■ Problem to solve
Reproduce the records that follow in full, excluding any picture they contain.

Begin Source records

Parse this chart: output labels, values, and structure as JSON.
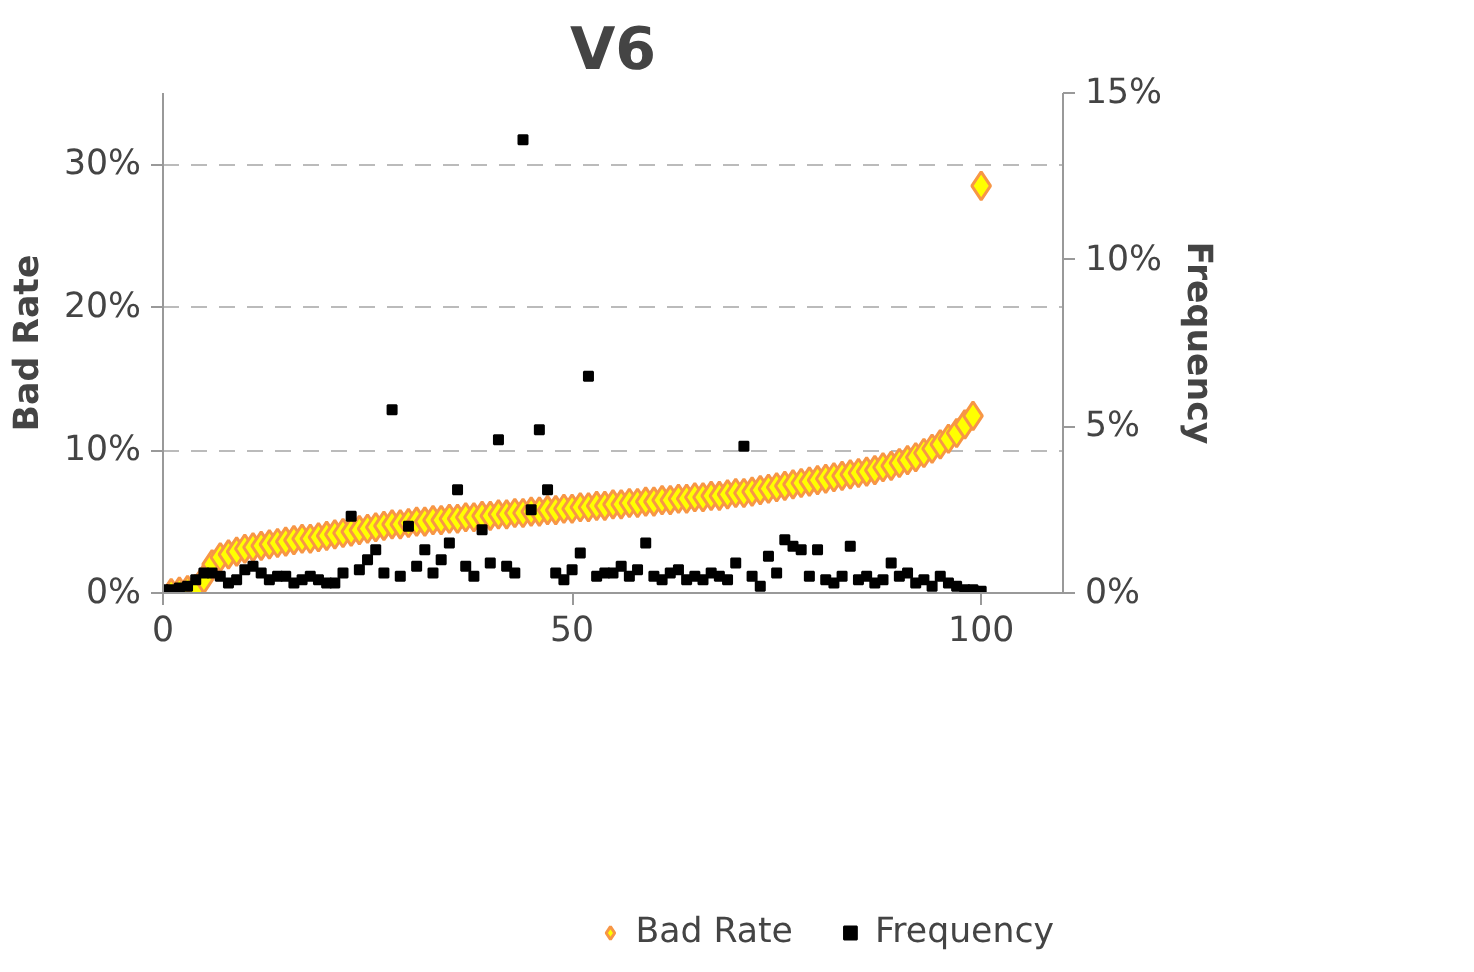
{
  "chart_data": {
    "type": "scatter",
    "title": "V6",
    "ylabel": "Bad Rate",
    "y2label": "Frequency",
    "x": [
      0,
      1,
      2,
      3,
      4,
      5,
      6,
      7,
      8,
      9,
      10,
      11,
      12,
      13,
      14,
      15,
      16,
      17,
      18,
      19,
      20,
      21,
      22,
      23,
      24,
      25,
      26,
      27,
      28,
      29,
      30,
      31,
      32,
      33,
      34,
      35,
      36,
      37,
      38,
      39,
      40,
      41,
      42,
      43,
      44,
      45,
      46,
      47,
      48,
      49,
      50,
      51,
      52,
      53,
      54,
      55,
      56,
      57,
      58,
      59,
      60,
      61,
      62,
      63,
      64,
      65,
      66,
      67,
      68,
      69,
      70,
      71,
      72,
      73,
      74,
      75,
      76,
      77,
      78,
      79,
      80,
      81,
      82,
      83,
      84,
      85,
      86,
      87,
      88,
      89,
      90,
      91,
      92,
      93,
      94,
      95,
      96,
      97,
      98,
      99,
      100
    ],
    "series": [
      {
        "name": "Bad Rate",
        "color": "#ffff00",
        "marker": "diamond",
        "values": [
          null,
          0,
          0.1,
          0.2,
          0.3,
          1.0,
          2.0,
          2.5,
          2.7,
          2.9,
          3.1,
          3.2,
          3.3,
          3.4,
          3.5,
          3.6,
          3.7,
          3.8,
          3.8,
          3.9,
          4.0,
          4.1,
          4.2,
          4.3,
          4.4,
          4.5,
          4.6,
          4.7,
          4.8,
          4.8,
          4.9,
          5.0,
          5.0,
          5.1,
          5.1,
          5.2,
          5.2,
          5.3,
          5.3,
          5.4,
          5.4,
          5.5,
          5.5,
          5.6,
          5.6,
          5.7,
          5.7,
          5.8,
          5.8,
          5.9,
          5.9,
          6.0,
          6.0,
          6.1,
          6.1,
          6.2,
          6.2,
          6.3,
          6.3,
          6.4,
          6.4,
          6.5,
          6.5,
          6.6,
          6.6,
          6.7,
          6.7,
          6.8,
          6.8,
          6.9,
          7.0,
          7.0,
          7.1,
          7.2,
          7.3,
          7.4,
          7.5,
          7.6,
          7.7,
          7.8,
          7.9,
          8.0,
          8.1,
          8.2,
          8.3,
          8.4,
          8.5,
          8.6,
          8.8,
          8.9,
          9.1,
          9.3,
          9.5,
          9.8,
          10.1,
          10.4,
          10.8,
          11.2,
          11.8,
          12.4,
          28.5
        ]
      },
      {
        "name": "Frequency",
        "color": "#000000",
        "marker": "square",
        "axis": "y2",
        "values": [
          0.1,
          0.1,
          0.15,
          0.2,
          0.4,
          0.6,
          0.6,
          0.5,
          0.3,
          0.4,
          0.7,
          0.8,
          0.6,
          0.4,
          0.5,
          0.5,
          0.3,
          0.4,
          0.5,
          0.4,
          0.3,
          0.3,
          0.6,
          2.3,
          0.7,
          1.0,
          1.3,
          0.6,
          5.5,
          0.5,
          2.0,
          0.8,
          1.3,
          0.6,
          1.0,
          1.5,
          3.1,
          0.8,
          0.5,
          1.9,
          0.9,
          4.6,
          0.8,
          0.6,
          13.6,
          2.5,
          4.9,
          3.1,
          0.6,
          0.4,
          0.7,
          1.2,
          6.5,
          0.5,
          0.6,
          0.6,
          0.8,
          0.5,
          0.7,
          1.5,
          0.5,
          0.4,
          0.6,
          0.7,
          0.4,
          0.5,
          0.4,
          0.6,
          0.5,
          0.4,
          0.9,
          4.4,
          0.5,
          0.2,
          1.1,
          0.6,
          1.6,
          1.4,
          1.3,
          0.5,
          1.3,
          0.4,
          0.3,
          0.5,
          1.4,
          0.4,
          0.5,
          0.3,
          0.4,
          0.9,
          0.5,
          0.6,
          0.3,
          0.4,
          0.2,
          0.5,
          0.3,
          0.2,
          0.1,
          0.1,
          0.05
        ]
      }
    ],
    "xlim": [
      0,
      110
    ],
    "xticks": [
      0,
      50,
      100
    ],
    "ylim": [
      0,
      35
    ],
    "yticks": [
      {
        "value": 0,
        "label": "0%"
      },
      {
        "value": 10,
        "label": "10%"
      },
      {
        "value": 20,
        "label": "20%"
      },
      {
        "value": 30,
        "label": "30%"
      }
    ],
    "y2lim": [
      0,
      15
    ],
    "y2ticks": [
      {
        "value": 0,
        "label": "0%"
      },
      {
        "value": 5,
        "label": "5%"
      },
      {
        "value": 10,
        "label": "10%"
      },
      {
        "value": 15,
        "label": "15%"
      }
    ],
    "grid": "y",
    "legend": "bottom"
  }
}
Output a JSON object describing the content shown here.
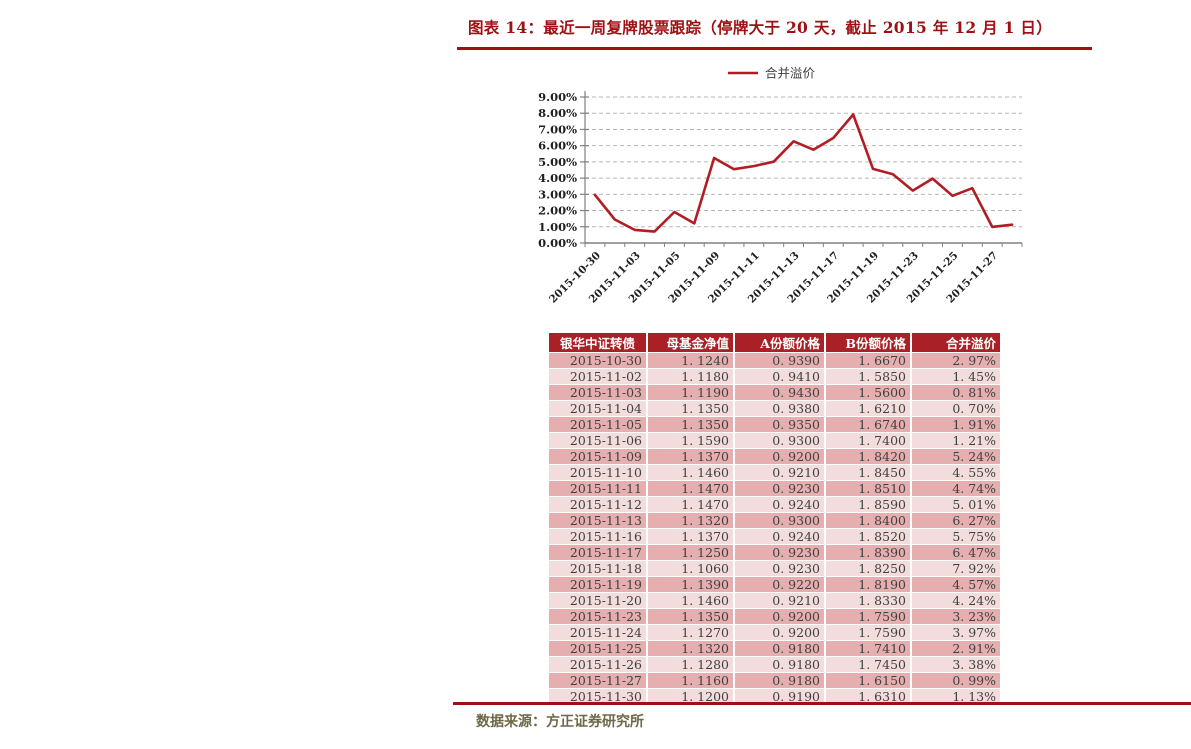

End Source records

■ Correct answer
Parse this chart: output labels, values, and structure as JSON.
{
  "chart_data": {
    "type": "scatter",
    "title": "V6",
    "ylabel": "Bad Rate",
    "y2label": "Frequency",
    "x": [
      0,
      1,
      2,
      3,
      4,
      5,
      6,
      7,
      8,
      9,
      10,
      11,
      12,
      13,
      14,
      15,
      16,
      17,
      18,
      19,
      20,
      21,
      22,
      23,
      24,
      25,
      26,
      27,
      28,
      29,
      30,
      31,
      32,
      33,
      34,
      35,
      36,
      37,
      38,
      39,
      40,
      41,
      42,
      43,
      44,
      45,
      46,
      47,
      48,
      49,
      50,
      51,
      52,
      53,
      54,
      55,
      56,
      57,
      58,
      59,
      60,
      61,
      62,
      63,
      64,
      65,
      66,
      67,
      68,
      69,
      70,
      71,
      72,
      73,
      74,
      75,
      76,
      77,
      78,
      79,
      80,
      81,
      82,
      83,
      84,
      85,
      86,
      87,
      88,
      89,
      90,
      91,
      92,
      93,
      94,
      95,
      96,
      97,
      98,
      99,
      100
    ],
    "series": [
      {
        "name": "Bad Rate",
        "color": "#ffff00",
        "marker": "diamond",
        "values": [
          null,
          0,
          0.1,
          0.2,
          0.3,
          1.0,
          2.0,
          2.5,
          2.7,
          2.9,
          3.1,
          3.2,
          3.3,
          3.4,
          3.5,
          3.6,
          3.7,
          3.8,
          3.8,
          3.9,
          4.0,
          4.1,
          4.2,
          4.3,
          4.4,
          4.5,
          4.6,
          4.7,
          4.8,
          4.8,
          4.9,
          5.0,
          5.0,
          5.1,
          5.1,
          5.2,
          5.2,
          5.3,
          5.3,
          5.4,
          5.4,
          5.5,
          5.5,
          5.6,
          5.6,
          5.7,
          5.7,
          5.8,
          5.8,
          5.9,
          5.9,
          6.0,
          6.0,
          6.1,
          6.1,
          6.2,
          6.2,
          6.3,
          6.3,
          6.4,
          6.4,
          6.5,
          6.5,
          6.6,
          6.6,
          6.7,
          6.7,
          6.8,
          6.8,
          6.9,
          7.0,
          7.0,
          7.1,
          7.2,
          7.3,
          7.4,
          7.5,
          7.6,
          7.7,
          7.8,
          7.9,
          8.0,
          8.1,
          8.2,
          8.3,
          8.4,
          8.5,
          8.6,
          8.8,
          8.9,
          9.1,
          9.3,
          9.5,
          9.8,
          10.1,
          10.4,
          10.8,
          11.2,
          11.8,
          12.4,
          28.5
        ]
      },
      {
        "name": "Frequency",
        "color": "#000000",
        "marker": "square",
        "axis": "y2",
        "values": [
          0.1,
          0.1,
          0.15,
          0.2,
          0.4,
          0.6,
          0.6,
          0.5,
          0.3,
          0.4,
          0.7,
          0.8,
          0.6,
          0.4,
          0.5,
          0.5,
          0.3,
          0.4,
          0.5,
          0.4,
          0.3,
          0.3,
          0.6,
          2.3,
          0.7,
          1.0,
          1.3,
          0.6,
          5.5,
          0.5,
          2.0,
          0.8,
          1.3,
          0.6,
          1.0,
          1.5,
          3.1,
          0.8,
          0.5,
          1.9,
          0.9,
          4.6,
          0.8,
          0.6,
          13.6,
          2.5,
          4.9,
          3.1,
          0.6,
          0.4,
          0.7,
          1.2,
          6.5,
          0.5,
          0.6,
          0.6,
          0.8,
          0.5,
          0.7,
          1.5,
          0.5,
          0.4,
          0.6,
          0.7,
          0.4,
          0.5,
          0.4,
          0.6,
          0.5,
          0.4,
          0.9,
          4.4,
          0.5,
          0.2,
          1.1,
          0.6,
          1.6,
          1.4,
          1.3,
          0.5,
          1.3,
          0.4,
          0.3,
          0.5,
          1.4,
          0.4,
          0.5,
          0.3,
          0.4,
          0.9,
          0.5,
          0.6,
          0.3,
          0.4,
          0.2,
          0.5,
          0.3,
          0.2,
          0.1,
          0.1,
          0.05
        ]
      }
    ],
    "xlim": [
      0,
      110
    ],
    "xticks": [
      0,
      50,
      100
    ],
    "ylim": [
      0,
      35
    ],
    "yticks": [
      {
        "value": 0,
        "label": "0%"
      },
      {
        "value": 10,
        "label": "10%"
      },
      {
        "value": 20,
        "label": "20%"
      },
      {
        "value": 30,
        "label": "30%"
      }
    ],
    "y2lim": [
      0,
      15
    ],
    "y2ticks": [
      {
        "value": 0,
        "label": "0%"
      },
      {
        "value": 5,
        "label": "5%"
      },
      {
        "value": 10,
        "label": "10%"
      },
      {
        "value": 15,
        "label": "15%"
      }
    ],
    "grid": "y",
    "legend": "bottom"
  }
}
Output a JSON object describing the content shown here.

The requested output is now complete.